**RECORDS PROVIDED**
-=-=-=-=-

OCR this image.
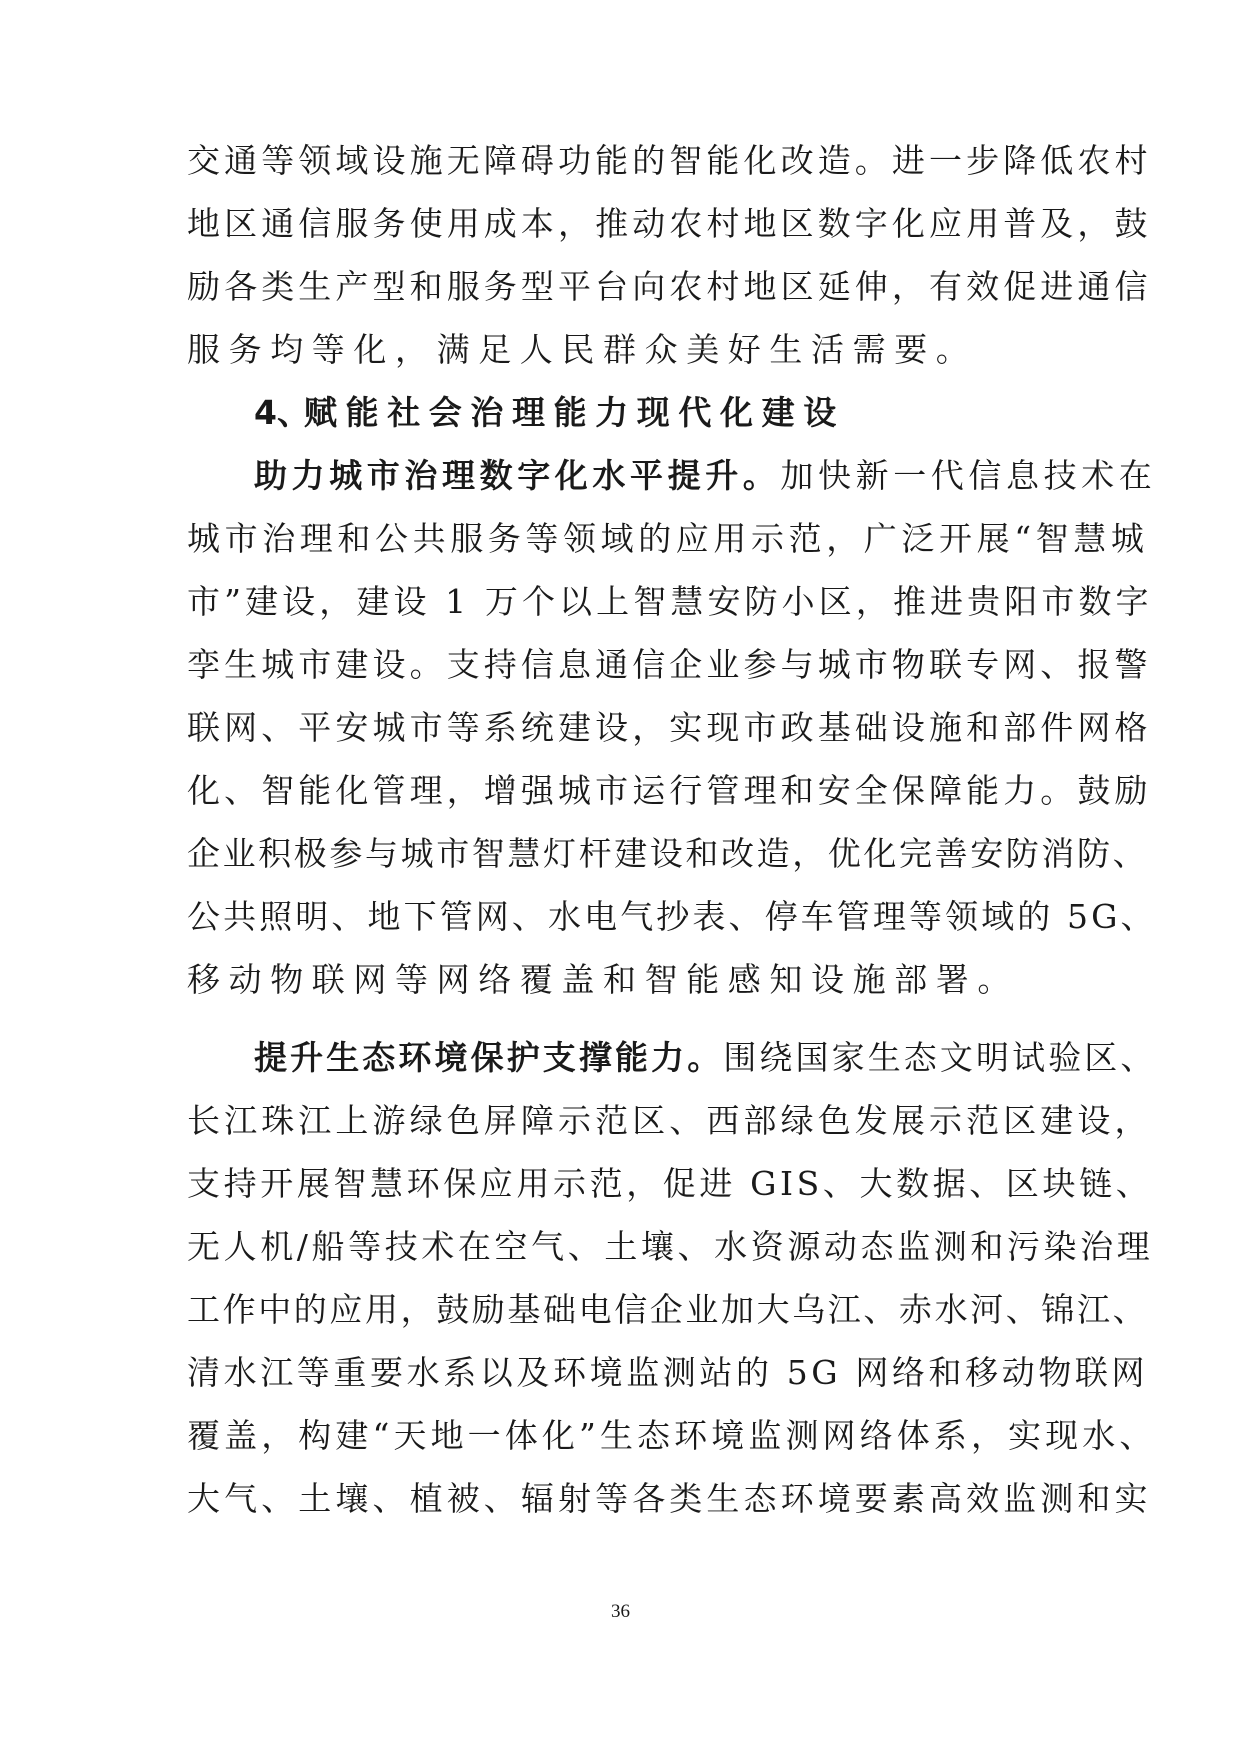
交通等领域设施无障碍功能的智能化改造。进一步降低农村
地区通信服务使用成本，推动农村地区数字化应用普及，鼓
励各类生产型和服务型平台向农村地区延伸，有效促进通信
服务均等化，满足人民群众美好生活需要。
4、赋能社会治理能力现代化建设
助力城市治理数字化水平提升。加快新一代信息技术在
城市治理和公共服务等领域的应用示范，广泛开展“智慧城
市”建设，建设 1 万个以上智慧安防小区，推进贵阳市数字
孪生城市建设。支持信息通信企业参与城市物联专网、报警
联网、平安城市等系统建设，实现市政基础设施和部件网格
化、智能化管理，增强城市运行管理和安全保障能力。鼓励
企业积极参与城市智慧灯杆建设和改造，优化完善安防消防、
公共照明、地下管网、水电气抄表、停车管理等领域的 5G、
移动物联网等网络覆盖和智能感知设施部署。
提升生态环境保护支撑能力。围绕国家生态文明试验区、
长江珠江上游绿色屏障示范区、西部绿色发展示范区建设，
支持开展智慧环保应用示范，促进 GIS、大数据、区块链、
无人机/船等技术在空气、土壤、水资源动态监测和污染治理
工作中的应用，鼓励基础电信企业加大乌江、赤水河、锦江、
清水江等重要水系以及环境监测站的 5G 网络和移动物联网
覆盖，构建“天地一体化”生态环境监测网络体系，实现水、
大气、土壤、植被、辐射等各类生态环境要素高效监测和实
36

-=-=-=-=-

**TASK DESCRIPTION**
Return the listing above in full and without alteration, excluding its pictures.

**SOLVED EXERCISE**
OCR this image.
交通等领域设施无障碍功能的智能化改造。进一步降低农村
地区通信服务使用成本，推动农村地区数字化应用普及，鼓
励各类生产型和服务型平台向农村地区延伸，有效促进通信
服务均等化，满足人民群众美好生活需要。
4、赋能社会治理能力现代化建设
助力城市治理数字化水平提升。加快新一代信息技术在
城市治理和公共服务等领域的应用示范，广泛开展“智慧城
市”建设，建设 1 万个以上智慧安防小区，推进贵阳市数字
孪生城市建设。支持信息通信企业参与城市物联专网、报警
联网、平安城市等系统建设，实现市政基础设施和部件网格
化、智能化管理，增强城市运行管理和安全保障能力。鼓励
企业积极参与城市智慧灯杆建设和改造，优化完善安防消防、
公共照明、地下管网、水电气抄表、停车管理等领域的 5G、
移动物联网等网络覆盖和智能感知设施部署。
提升生态环境保护支撑能力。围绕国家生态文明试验区、
长江珠江上游绿色屏障示范区、西部绿色发展示范区建设，
支持开展智慧环保应用示范，促进 GIS、大数据、区块链、
无人机/船等技术在空气、土壤、水资源动态监测和污染治理
工作中的应用，鼓励基础电信企业加大乌江、赤水河、锦江、
清水江等重要水系以及环境监测站的 5G 网络和移动物联网
覆盖，构建“天地一体化”生态环境监测网络体系，实现水、
大气、土壤、植被、辐射等各类生态环境要素高效监测和实
36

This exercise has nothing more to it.